*TASK TO COMPLETE*
Copy every line that contains the string "Цибуля" from the entries below.

## start RECORDS

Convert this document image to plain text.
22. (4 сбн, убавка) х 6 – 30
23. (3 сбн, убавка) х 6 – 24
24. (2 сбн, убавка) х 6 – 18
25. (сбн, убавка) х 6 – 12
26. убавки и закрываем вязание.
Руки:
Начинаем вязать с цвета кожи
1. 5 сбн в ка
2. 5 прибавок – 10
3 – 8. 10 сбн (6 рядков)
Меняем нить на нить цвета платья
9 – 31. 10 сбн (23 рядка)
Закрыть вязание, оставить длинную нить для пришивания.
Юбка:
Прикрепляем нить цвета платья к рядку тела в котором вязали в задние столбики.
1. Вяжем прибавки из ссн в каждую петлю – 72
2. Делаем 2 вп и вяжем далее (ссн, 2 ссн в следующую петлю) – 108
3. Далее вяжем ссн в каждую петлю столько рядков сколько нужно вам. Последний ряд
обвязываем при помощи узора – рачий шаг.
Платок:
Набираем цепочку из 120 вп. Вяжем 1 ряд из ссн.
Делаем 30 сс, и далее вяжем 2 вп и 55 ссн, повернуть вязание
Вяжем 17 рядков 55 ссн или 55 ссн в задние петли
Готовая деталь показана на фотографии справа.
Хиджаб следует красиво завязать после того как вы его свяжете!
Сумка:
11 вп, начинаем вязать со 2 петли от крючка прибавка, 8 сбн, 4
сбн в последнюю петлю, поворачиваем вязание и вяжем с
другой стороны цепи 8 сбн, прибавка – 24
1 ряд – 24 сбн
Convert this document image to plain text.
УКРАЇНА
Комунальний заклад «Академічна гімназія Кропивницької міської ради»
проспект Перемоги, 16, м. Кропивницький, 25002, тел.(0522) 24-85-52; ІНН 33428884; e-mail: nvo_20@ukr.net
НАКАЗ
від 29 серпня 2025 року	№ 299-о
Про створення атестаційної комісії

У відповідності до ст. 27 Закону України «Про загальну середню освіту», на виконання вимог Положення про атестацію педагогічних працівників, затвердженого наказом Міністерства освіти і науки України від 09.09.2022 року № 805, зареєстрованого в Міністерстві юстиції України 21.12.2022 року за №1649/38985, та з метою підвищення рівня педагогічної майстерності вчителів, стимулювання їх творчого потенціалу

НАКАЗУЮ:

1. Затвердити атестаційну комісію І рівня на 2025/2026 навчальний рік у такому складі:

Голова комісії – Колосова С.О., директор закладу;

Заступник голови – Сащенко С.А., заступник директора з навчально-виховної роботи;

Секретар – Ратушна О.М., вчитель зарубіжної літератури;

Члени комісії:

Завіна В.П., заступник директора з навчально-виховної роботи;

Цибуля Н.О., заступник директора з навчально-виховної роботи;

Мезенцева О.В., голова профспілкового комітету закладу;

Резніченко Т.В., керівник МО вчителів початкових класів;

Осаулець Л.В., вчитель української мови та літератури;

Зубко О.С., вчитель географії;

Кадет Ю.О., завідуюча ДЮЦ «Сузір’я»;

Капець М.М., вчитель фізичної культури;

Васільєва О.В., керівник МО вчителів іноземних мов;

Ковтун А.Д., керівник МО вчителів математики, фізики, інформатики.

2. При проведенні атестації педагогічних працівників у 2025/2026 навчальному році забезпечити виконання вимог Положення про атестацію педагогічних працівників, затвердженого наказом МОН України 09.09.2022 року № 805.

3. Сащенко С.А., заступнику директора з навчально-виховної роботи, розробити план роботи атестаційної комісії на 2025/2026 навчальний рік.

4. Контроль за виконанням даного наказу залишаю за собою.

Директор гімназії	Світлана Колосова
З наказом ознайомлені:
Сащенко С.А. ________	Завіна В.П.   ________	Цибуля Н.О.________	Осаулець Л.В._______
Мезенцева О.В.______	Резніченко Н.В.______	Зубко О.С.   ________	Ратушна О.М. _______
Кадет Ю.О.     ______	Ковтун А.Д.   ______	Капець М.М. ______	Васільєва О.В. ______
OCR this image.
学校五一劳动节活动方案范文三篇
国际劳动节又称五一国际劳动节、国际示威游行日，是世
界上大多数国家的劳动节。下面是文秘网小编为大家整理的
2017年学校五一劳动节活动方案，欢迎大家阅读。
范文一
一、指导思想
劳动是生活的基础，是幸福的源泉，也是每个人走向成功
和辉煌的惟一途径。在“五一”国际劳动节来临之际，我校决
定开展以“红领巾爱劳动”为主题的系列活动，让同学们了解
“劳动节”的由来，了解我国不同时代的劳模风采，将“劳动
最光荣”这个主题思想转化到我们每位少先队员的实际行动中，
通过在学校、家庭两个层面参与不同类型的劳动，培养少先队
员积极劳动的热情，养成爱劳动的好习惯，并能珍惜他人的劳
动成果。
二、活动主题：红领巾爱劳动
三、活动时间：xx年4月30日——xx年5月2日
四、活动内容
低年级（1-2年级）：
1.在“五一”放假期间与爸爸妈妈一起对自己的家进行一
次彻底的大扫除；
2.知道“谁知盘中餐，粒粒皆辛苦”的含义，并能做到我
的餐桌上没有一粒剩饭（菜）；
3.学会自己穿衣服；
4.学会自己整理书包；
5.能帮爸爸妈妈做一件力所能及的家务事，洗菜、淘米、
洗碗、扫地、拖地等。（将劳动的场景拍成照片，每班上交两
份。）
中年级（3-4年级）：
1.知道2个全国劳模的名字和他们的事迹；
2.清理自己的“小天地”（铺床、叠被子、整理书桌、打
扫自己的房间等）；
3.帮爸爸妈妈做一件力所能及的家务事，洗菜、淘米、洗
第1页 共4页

## end RECORDS

*COMPLETE RESPONSE*
Цибуля Н.О., заступник директора з навчально-виховної роботи;
Сащенко С.А. ________	Завіна В.П.   ________	Цибуля Н.О.________	Осаулець Л.В._______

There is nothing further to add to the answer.